**DATASET CONTENT:**
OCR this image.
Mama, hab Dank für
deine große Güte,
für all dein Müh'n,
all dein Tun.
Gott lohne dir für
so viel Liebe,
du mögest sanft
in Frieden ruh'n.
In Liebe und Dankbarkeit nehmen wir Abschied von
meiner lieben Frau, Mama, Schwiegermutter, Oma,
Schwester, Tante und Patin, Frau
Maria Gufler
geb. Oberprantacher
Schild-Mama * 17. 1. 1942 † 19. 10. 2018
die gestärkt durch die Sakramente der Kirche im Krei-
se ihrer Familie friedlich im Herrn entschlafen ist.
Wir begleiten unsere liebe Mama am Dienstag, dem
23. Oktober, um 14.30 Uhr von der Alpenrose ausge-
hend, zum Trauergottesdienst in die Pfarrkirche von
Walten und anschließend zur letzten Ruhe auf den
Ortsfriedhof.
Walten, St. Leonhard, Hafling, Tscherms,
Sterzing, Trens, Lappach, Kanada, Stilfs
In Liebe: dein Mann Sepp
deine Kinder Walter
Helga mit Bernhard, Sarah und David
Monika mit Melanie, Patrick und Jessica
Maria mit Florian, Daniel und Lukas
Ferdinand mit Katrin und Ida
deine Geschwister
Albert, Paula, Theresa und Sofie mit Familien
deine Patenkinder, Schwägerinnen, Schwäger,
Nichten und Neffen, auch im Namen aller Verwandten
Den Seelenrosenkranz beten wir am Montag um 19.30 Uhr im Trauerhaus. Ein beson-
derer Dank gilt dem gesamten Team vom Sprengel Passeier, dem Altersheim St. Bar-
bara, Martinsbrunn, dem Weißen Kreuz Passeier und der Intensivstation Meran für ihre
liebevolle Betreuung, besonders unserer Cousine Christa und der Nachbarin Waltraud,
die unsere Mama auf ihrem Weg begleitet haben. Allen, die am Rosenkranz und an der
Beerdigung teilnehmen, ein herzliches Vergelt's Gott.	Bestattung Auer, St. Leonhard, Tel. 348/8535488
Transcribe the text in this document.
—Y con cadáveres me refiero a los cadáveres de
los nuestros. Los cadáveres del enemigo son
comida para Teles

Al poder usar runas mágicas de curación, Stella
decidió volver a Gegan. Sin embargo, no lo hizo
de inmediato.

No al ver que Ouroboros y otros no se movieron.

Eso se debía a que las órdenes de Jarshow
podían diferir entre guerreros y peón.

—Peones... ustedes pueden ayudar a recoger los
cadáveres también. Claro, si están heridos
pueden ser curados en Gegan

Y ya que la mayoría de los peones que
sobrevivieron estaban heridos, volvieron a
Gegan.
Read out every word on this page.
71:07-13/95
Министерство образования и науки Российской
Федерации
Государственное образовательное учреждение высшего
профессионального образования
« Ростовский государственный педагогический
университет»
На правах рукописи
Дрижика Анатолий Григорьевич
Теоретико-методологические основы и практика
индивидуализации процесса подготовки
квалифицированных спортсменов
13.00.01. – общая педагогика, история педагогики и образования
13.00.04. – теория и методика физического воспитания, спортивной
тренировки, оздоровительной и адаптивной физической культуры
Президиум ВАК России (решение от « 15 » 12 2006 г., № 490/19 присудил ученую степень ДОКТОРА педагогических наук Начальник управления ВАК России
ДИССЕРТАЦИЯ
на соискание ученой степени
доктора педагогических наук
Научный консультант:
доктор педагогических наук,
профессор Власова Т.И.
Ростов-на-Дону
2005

**WHAT NEEDS TO BE DONE:**
Above are some records; repeat all of them exactly.

**ANSWER IN FULL:**
OCR this image.
Mama, hab Dank für
deine große Güte,
für all dein Müh'n,
all dein Tun.
Gott lohne dir für
so viel Liebe,
du mögest sanft
in Frieden ruh'n.
In Liebe und Dankbarkeit nehmen wir Abschied von
meiner lieben Frau, Mama, Schwiegermutter, Oma,
Schwester, Tante und Patin, Frau
Maria Gufler
geb. Oberprantacher
Schild-Mama * 17. 1. 1942 † 19. 10. 2018
die gestärkt durch die Sakramente der Kirche im Krei-
se ihrer Familie friedlich im Herrn entschlafen ist.
Wir begleiten unsere liebe Mama am Dienstag, dem
23. Oktober, um 14.30 Uhr von der Alpenrose ausge-
hend, zum Trauergottesdienst in die Pfarrkirche von
Walten und anschließend zur letzten Ruhe auf den
Ortsfriedhof.
Walten, St. Leonhard, Hafling, Tscherms,
Sterzing, Trens, Lappach, Kanada, Stilfs
In Liebe: dein Mann Sepp
deine Kinder Walter
Helga mit Bernhard, Sarah und David
Monika mit Melanie, Patrick und Jessica
Maria mit Florian, Daniel und Lukas
Ferdinand mit Katrin und Ida
deine Geschwister
Albert, Paula, Theresa und Sofie mit Familien
deine Patenkinder, Schwägerinnen, Schwäger,
Nichten und Neffen, auch im Namen aller Verwandten
Den Seelenrosenkranz beten wir am Montag um 19.30 Uhr im Trauerhaus. Ein beson-
derer Dank gilt dem gesamten Team vom Sprengel Passeier, dem Altersheim St. Bar-
bara, Martinsbrunn, dem Weißen Kreuz Passeier und der Intensivstation Meran für ihre
liebevolle Betreuung, besonders unserer Cousine Christa und der Nachbarin Waltraud,
die unsere Mama auf ihrem Weg begleitet haben. Allen, die am Rosenkranz und an der
Beerdigung teilnehmen, ein herzliches Vergelt's Gott.	Bestattung Auer, St. Leonhard, Tel. 348/8535488
Transcribe the text in this document.
—Y con cadáveres me refiero a los cadáveres de
los nuestros. Los cadáveres del enemigo son
comida para Teles

Al poder usar runas mágicas de curación, Stella
decidió volver a Gegan. Sin embargo, no lo hizo
de inmediato.

No al ver que Ouroboros y otros no se movieron.

Eso se debía a que las órdenes de Jarshow
podían diferir entre guerreros y peón.

—Peones... ustedes pueden ayudar a recoger los
cadáveres también. Claro, si están heridos
pueden ser curados en Gegan

Y ya que la mayoría de los peones que
sobrevivieron estaban heridos, volvieron a
Gegan.
Read out every word on this page.
71:07-13/95
Министерство образования и науки Российской
Федерации
Государственное образовательное учреждение высшего
профессионального образования
« Ростовский государственный педагогический
университет»
На правах рукописи
Дрижика Анатолий Григорьевич
Теоретико-методологические основы и практика
индивидуализации процесса подготовки
квалифицированных спортсменов
13.00.01. – общая педагогика, история педагогики и образования
13.00.04. – теория и методика физического воспитания, спортивной
тренировки, оздоровительной и адаптивной физической культуры
Президиум ВАК России (решение от « 15 » 12 2006 г., № 490/19 присудил ученую степень ДОКТОРА педагогических наук Начальник управления ВАК России
ДИССЕРТАЦИЯ
на соискание ученой степени
доктора педагогических наук
Научный консультант:
доктор педагогических наук,
профессор Власова Т.И.
Ростов-на-Дону
2005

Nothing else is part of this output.